**Action item:** Return all the lines below exactly as written. Drop every picture.

**Supplied data:**

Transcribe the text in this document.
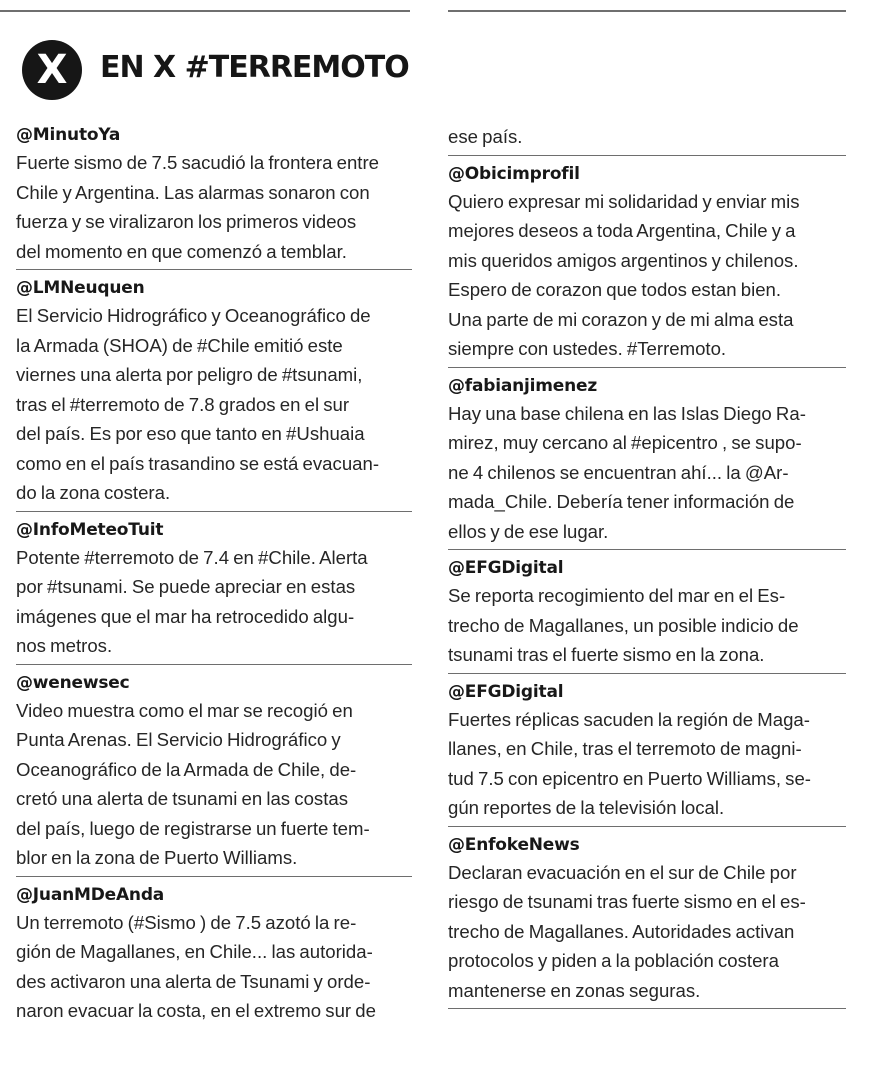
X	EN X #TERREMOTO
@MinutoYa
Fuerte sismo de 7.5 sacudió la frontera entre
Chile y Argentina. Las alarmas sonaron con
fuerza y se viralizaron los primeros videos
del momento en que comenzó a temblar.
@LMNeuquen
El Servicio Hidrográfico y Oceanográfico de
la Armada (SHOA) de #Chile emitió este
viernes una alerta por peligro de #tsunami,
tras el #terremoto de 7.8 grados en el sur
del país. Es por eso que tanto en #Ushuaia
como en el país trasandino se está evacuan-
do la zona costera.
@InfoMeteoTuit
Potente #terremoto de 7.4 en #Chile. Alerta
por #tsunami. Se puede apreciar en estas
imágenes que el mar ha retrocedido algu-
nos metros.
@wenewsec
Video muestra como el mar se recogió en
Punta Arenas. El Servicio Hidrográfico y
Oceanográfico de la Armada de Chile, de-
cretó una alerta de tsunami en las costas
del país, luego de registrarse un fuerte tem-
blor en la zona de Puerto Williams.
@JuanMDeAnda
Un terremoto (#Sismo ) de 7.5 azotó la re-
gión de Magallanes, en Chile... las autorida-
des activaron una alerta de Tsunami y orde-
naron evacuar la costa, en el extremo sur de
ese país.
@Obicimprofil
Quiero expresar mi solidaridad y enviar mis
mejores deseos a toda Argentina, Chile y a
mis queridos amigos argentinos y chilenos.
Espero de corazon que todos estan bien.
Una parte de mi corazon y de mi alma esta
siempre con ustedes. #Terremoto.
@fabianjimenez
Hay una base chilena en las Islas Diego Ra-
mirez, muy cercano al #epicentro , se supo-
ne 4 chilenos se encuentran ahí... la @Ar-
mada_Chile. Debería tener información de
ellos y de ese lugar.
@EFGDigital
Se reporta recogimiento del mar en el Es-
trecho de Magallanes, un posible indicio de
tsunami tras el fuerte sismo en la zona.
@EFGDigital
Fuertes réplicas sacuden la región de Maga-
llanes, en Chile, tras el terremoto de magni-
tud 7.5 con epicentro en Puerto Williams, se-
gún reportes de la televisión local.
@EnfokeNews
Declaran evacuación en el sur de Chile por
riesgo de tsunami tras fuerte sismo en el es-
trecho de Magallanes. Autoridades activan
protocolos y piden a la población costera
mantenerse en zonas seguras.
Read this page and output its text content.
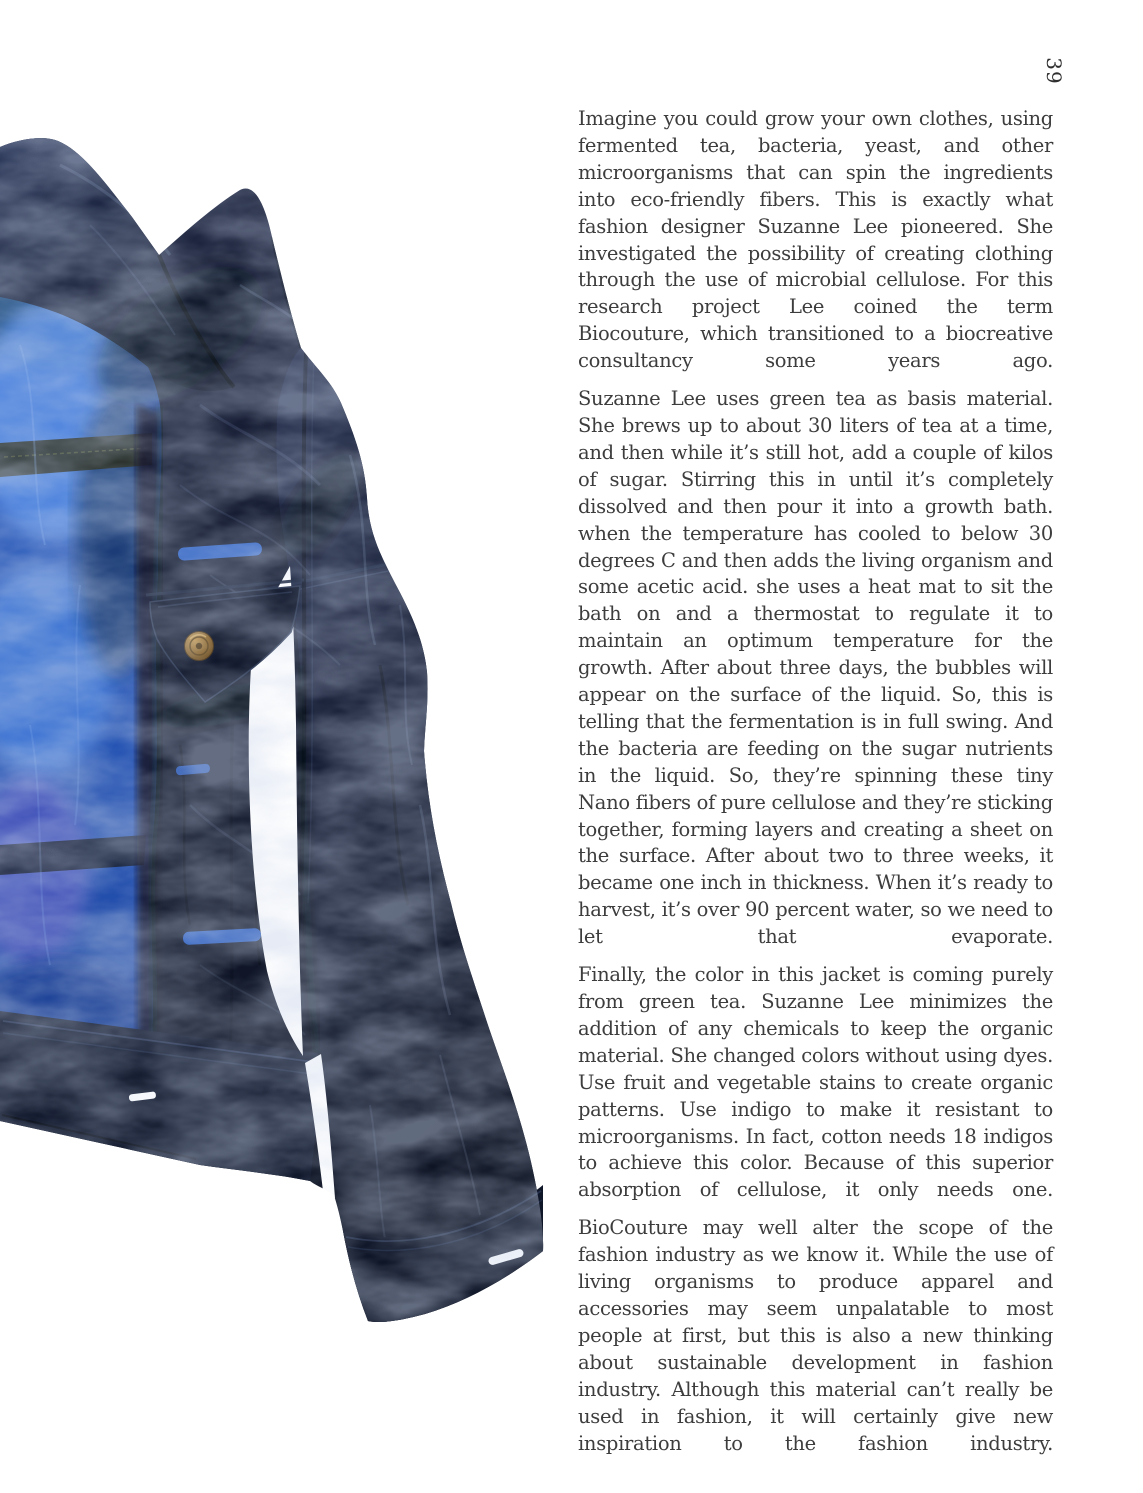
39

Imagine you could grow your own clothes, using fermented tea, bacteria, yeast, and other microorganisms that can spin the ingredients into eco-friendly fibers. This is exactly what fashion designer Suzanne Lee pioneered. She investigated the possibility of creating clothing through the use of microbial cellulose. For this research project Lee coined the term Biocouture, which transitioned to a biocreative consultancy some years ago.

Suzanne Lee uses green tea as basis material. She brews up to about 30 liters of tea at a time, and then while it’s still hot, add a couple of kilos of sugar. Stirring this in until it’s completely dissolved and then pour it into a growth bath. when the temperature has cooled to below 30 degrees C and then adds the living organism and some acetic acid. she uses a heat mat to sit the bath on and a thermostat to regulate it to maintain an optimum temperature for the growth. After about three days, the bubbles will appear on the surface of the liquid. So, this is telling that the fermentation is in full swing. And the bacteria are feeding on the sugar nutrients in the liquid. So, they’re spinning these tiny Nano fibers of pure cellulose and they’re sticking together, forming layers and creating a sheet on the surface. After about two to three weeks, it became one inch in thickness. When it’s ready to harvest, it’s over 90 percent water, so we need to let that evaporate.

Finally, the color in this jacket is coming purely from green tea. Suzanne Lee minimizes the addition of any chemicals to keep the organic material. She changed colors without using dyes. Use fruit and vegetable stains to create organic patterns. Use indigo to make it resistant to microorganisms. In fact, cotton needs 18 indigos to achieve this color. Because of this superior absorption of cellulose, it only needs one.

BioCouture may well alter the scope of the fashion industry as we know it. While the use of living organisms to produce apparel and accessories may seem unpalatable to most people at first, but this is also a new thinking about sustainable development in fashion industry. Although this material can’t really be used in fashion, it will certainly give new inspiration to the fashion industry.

**Task result:**
Transcribe the text in this document.
X	EN X #TERREMOTO
@MinutoYa
Fuerte sismo de 7.5 sacudió la frontera entre
Chile y Argentina. Las alarmas sonaron con
fuerza y se viralizaron los primeros videos
del momento en que comenzó a temblar.
@LMNeuquen
El Servicio Hidrográfico y Oceanográfico de
la Armada (SHOA) de #Chile emitió este
viernes una alerta por peligro de #tsunami,
tras el #terremoto de 7.8 grados en el sur
del país. Es por eso que tanto en #Ushuaia
como en el país trasandino se está evacuan-
do la zona costera.
@InfoMeteoTuit
Potente #terremoto de 7.4 en #Chile. Alerta
por #tsunami. Se puede apreciar en estas
imágenes que el mar ha retrocedido algu-
nos metros.
@wenewsec
Video muestra como el mar se recogió en
Punta Arenas. El Servicio Hidrográfico y
Oceanográfico de la Armada de Chile, de-
cretó una alerta de tsunami en las costas
del país, luego de registrarse un fuerte tem-
blor en la zona de Puerto Williams.
@JuanMDeAnda
Un terremoto (#Sismo ) de 7.5 azotó la re-
gión de Magallanes, en Chile... las autorida-
des activaron una alerta de Tsunami y orde-
naron evacuar la costa, en el extremo sur de
ese país.
@Obicimprofil
Quiero expresar mi solidaridad y enviar mis
mejores deseos a toda Argentina, Chile y a
mis queridos amigos argentinos y chilenos.
Espero de corazon que todos estan bien.
Una parte de mi corazon y de mi alma esta
siempre con ustedes. #Terremoto.
@fabianjimenez
Hay una base chilena en las Islas Diego Ra-
mirez, muy cercano al #epicentro , se supo-
ne 4 chilenos se encuentran ahí... la @Ar-
mada_Chile. Debería tener información de
ellos y de ese lugar.
@EFGDigital
Se reporta recogimiento del mar en el Es-
trecho de Magallanes, un posible indicio de
tsunami tras el fuerte sismo en la zona.
@EFGDigital
Fuertes réplicas sacuden la región de Maga-
llanes, en Chile, tras el terremoto de magni-
tud 7.5 con epicentro en Puerto Williams, se-
gún reportes de la televisión local.
@EnfokeNews
Declaran evacuación en el sur de Chile por
riesgo de tsunami tras fuerte sismo en el es-
trecho de Magallanes. Autoridades activan
protocolos y piden a la población costera
mantenerse en zonas seguras.
Read this page and output its text content.
39

Imagine you could grow your own clothes, using fermented tea, bacteria, yeast, and other microorganisms that can spin the ingredients into eco-friendly fibers. This is exactly what fashion designer Suzanne Lee pioneered. She investigated the possibility of creating clothing through the use of microbial cellulose. For this research project Lee coined the term Biocouture, which transitioned to a biocreative consultancy some years ago.

Suzanne Lee uses green tea as basis material. She brews up to about 30 liters of tea at a time, and then while it’s still hot, add a couple of kilos of sugar. Stirring this in until it’s completely dissolved and then pour it into a growth bath. when the temperature has cooled to below 30 degrees C and then adds the living organism and some acetic acid. she uses a heat mat to sit the bath on and a thermostat to regulate it to maintain an optimum temperature for the growth. After about three days, the bubbles will appear on the surface of the liquid. So, this is telling that the fermentation is in full swing. And the bacteria are feeding on the sugar nutrients in the liquid. So, they’re spinning these tiny Nano fibers of pure cellulose and they’re sticking together, forming layers and creating a sheet on the surface. After about two to three weeks, it became one inch in thickness. When it’s ready to harvest, it’s over 90 percent water, so we need to let that evaporate.

Finally, the color in this jacket is coming purely from green tea. Suzanne Lee minimizes the addition of any chemicals to keep the organic material. She changed colors without using dyes. Use fruit and vegetable stains to create organic patterns. Use indigo to make it resistant to microorganisms. In fact, cotton needs 18 indigos to achieve this color. Because of this superior absorption of cellulose, it only needs one.

BioCouture may well alter the scope of the fashion industry as we know it. While the use of living organisms to produce apparel and accessories may seem unpalatable to most people at first, but this is also a new thinking about sustainable development in fashion industry. Although this material can’t really be used in fashion, it will certainly give new inspiration to the fashion industry.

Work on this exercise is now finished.